» Direction
Copy the following entries word for word, starting at the line containing "41, 30, 61]" and ending at the line containing "395, 30, 415]", with both of those lines included.

:::

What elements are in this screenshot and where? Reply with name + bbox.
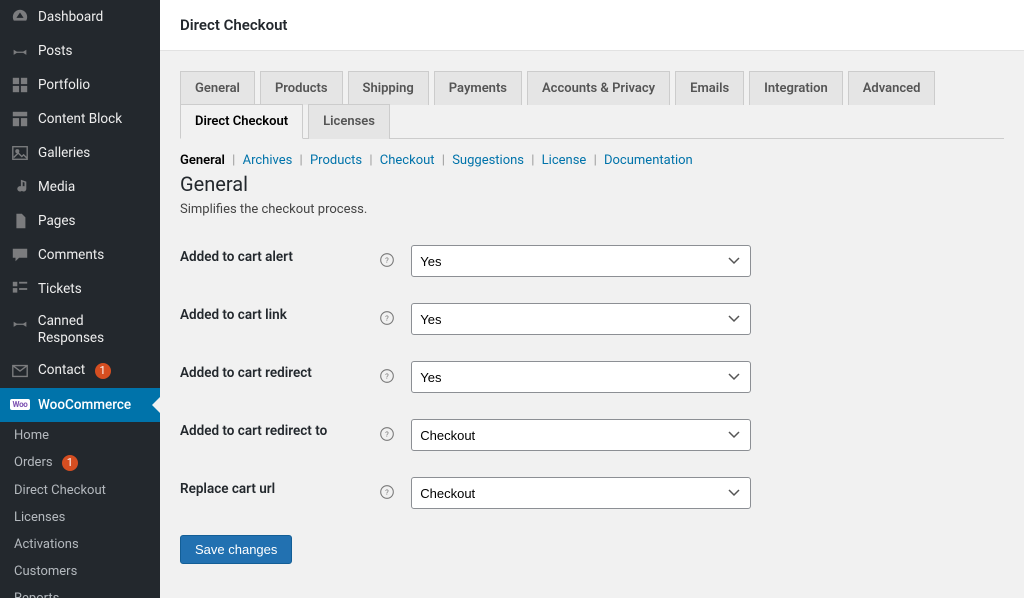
pin-icon	[10, 41, 30, 61]
sidebar-item-woocommerce[interactable]: Woo WooCommerce	[0, 388, 160, 422]
tab-shipping[interactable]: Shipping	[348, 71, 429, 105]
svg-text:?: ?	[385, 430, 389, 439]
sidebar-sub-orders[interactable]: Orders 1	[0, 449, 160, 477]
woocommerce-icon: Woo	[10, 395, 30, 415]
page-header: Direct Checkout	[160, 0, 1024, 51]
notification-badge: 1	[95, 363, 111, 379]
submit-row: Save changes	[180, 535, 1004, 564]
sidebar-item-contentblock[interactable]: Content Block	[0, 102, 160, 136]
svg-text:?: ?	[385, 488, 389, 497]
select-replace-cart-url[interactable]: Checkout	[411, 477, 751, 509]
subtab-suggestions[interactable]: Suggestions	[452, 153, 524, 168]
settings-subtabs: General | Archives | Products | Checkout…	[180, 153, 1004, 168]
subtab-license[interactable]: License	[542, 153, 587, 168]
sidebar-label: Dashboard	[38, 9, 103, 25]
select-cart-redirect-to[interactable]: Checkout	[411, 419, 751, 451]
layout-icon	[10, 109, 30, 129]
sidebar-item-comments[interactable]: Comments	[0, 238, 160, 272]
sidebar-item-canned[interactable]: Canned Responses	[0, 306, 160, 354]
mail-icon	[10, 361, 30, 381]
settings-tabs: General Products Shipping Payments Accou…	[180, 71, 1004, 139]
sidebar-label: Posts	[38, 43, 72, 59]
settings-form: Added to cart alert ? Yes Added to cart …	[180, 239, 1004, 529]
select-cart-redirect[interactable]: Yes	[411, 361, 751, 393]
help-icon[interactable]: ?	[380, 427, 396, 443]
sidebar-label: Contact	[38, 362, 85, 378]
ticket-icon	[10, 279, 30, 299]
field-label: Added to cart redirect to	[180, 413, 380, 471]
main-content: Direct Checkout General Products Shippin…	[160, 0, 1024, 598]
sidebar-label: Media	[38, 179, 75, 195]
field-label: Replace cart url	[180, 471, 380, 529]
sidebar-sub-customers[interactable]: Customers	[0, 558, 160, 585]
tab-accounts-privacy[interactable]: Accounts & Privacy	[527, 71, 670, 105]
sidebar-item-dashboard[interactable]: Dashboard	[0, 0, 160, 34]
tab-emails[interactable]: Emails	[675, 71, 744, 105]
sidebar-sub-home[interactable]: Home	[0, 422, 160, 449]
help-icon[interactable]: ?	[380, 369, 396, 385]
tab-products[interactable]: Products	[260, 71, 343, 105]
media-icon	[10, 177, 30, 197]
sidebar-item-media[interactable]: Media	[0, 170, 160, 204]
subtab-archives[interactable]: Archives	[243, 153, 293, 168]
page-icon	[10, 211, 30, 231]
svg-text:?: ?	[385, 372, 389, 381]
help-icon[interactable]: ?	[380, 253, 396, 269]
gauge-icon	[10, 7, 30, 27]
tab-direct-checkout[interactable]: Direct Checkout	[180, 104, 303, 139]
sidebar-label: Tickets	[38, 281, 82, 297]
admin-sidebar: Dashboard Posts Portfolio Content Block …	[0, 0, 160, 598]
save-button[interactable]: Save changes	[180, 535, 292, 564]
help-icon[interactable]: ?	[380, 311, 396, 327]
tab-integration[interactable]: Integration	[749, 71, 843, 105]
svg-text:?: ?	[385, 314, 389, 323]
sidebar-item-posts[interactable]: Posts	[0, 34, 160, 68]
sidebar-sub-reports[interactable]: Reports	[0, 585, 160, 598]
tab-general[interactable]: General	[180, 71, 255, 105]
sidebar-item-pages[interactable]: Pages	[0, 204, 160, 238]
subtab-general[interactable]: General	[180, 153, 225, 168]
field-label: Added to cart redirect	[180, 355, 380, 413]
comment-icon	[10, 245, 30, 265]
tab-licenses[interactable]: Licenses	[308, 104, 390, 139]
notification-badge: 1	[62, 455, 78, 471]
sidebar-label: Portfolio	[38, 77, 90, 93]
help-icon[interactable]: ?	[380, 485, 396, 501]
sidebar-label: Canned Responses	[38, 313, 152, 347]
page-title: Direct Checkout	[180, 16, 287, 34]
subtab-checkout[interactable]: Checkout	[380, 153, 435, 168]
select-cart-link[interactable]: Yes	[411, 303, 751, 335]
field-label: Added to cart link	[180, 297, 380, 355]
grid-icon	[10, 75, 30, 95]
sidebar-sub-licenses[interactable]: Licenses	[0, 504, 160, 531]
tab-payments[interactable]: Payments	[434, 71, 522, 105]
tab-advanced[interactable]: Advanced	[848, 71, 936, 105]
image-icon	[10, 143, 30, 163]
sidebar-item-tickets[interactable]: Tickets	[0, 272, 160, 306]
sidebar-label: Content Block	[38, 111, 122, 127]
sidebar-label: Galleries	[38, 145, 90, 161]
pin-icon	[10, 313, 30, 333]
sidebar-sub-activations[interactable]: Activations	[0, 531, 160, 558]
subtab-products[interactable]: Products	[310, 153, 362, 168]
sidebar-label: Comments	[38, 247, 104, 263]
sidebar-item-galleries[interactable]: Galleries	[0, 136, 160, 170]
section-title: General	[180, 172, 1004, 196]
sidebar-label: WooCommerce	[38, 397, 131, 413]
settings-content: General Products Shipping Payments Accou…	[160, 51, 1024, 598]
svg-text:?: ?	[385, 256, 389, 265]
sidebar-sub-direct-checkout[interactable]: Direct Checkout	[0, 477, 160, 504]
sidebar-label: Pages	[38, 213, 76, 229]
section-description: Simplifies the checkout process.	[180, 202, 1004, 217]
select-cart-alert[interactable]: Yes	[411, 245, 751, 277]
subtab-documentation[interactable]: Documentation	[604, 153, 693, 168]
field-label: Added to cart alert	[180, 239, 380, 297]
sidebar-item-portfolio[interactable]: Portfolio	[0, 68, 160, 102]
sidebar-item-contact[interactable]: Contact 1	[0, 354, 160, 388]
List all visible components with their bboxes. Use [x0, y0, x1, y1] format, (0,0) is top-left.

:::

» Result of this exercise
pin-icon	[10, 41, 30, 61]
sidebar-item-woocommerce[interactable]: Woo WooCommerce	[0, 388, 160, 422]
tab-shipping[interactable]: Shipping	[348, 71, 429, 105]
svg-text:?: ?	[385, 430, 389, 439]
sidebar-sub-orders[interactable]: Orders 1	[0, 449, 160, 477]
woocommerce-icon: Woo	[10, 395, 30, 415]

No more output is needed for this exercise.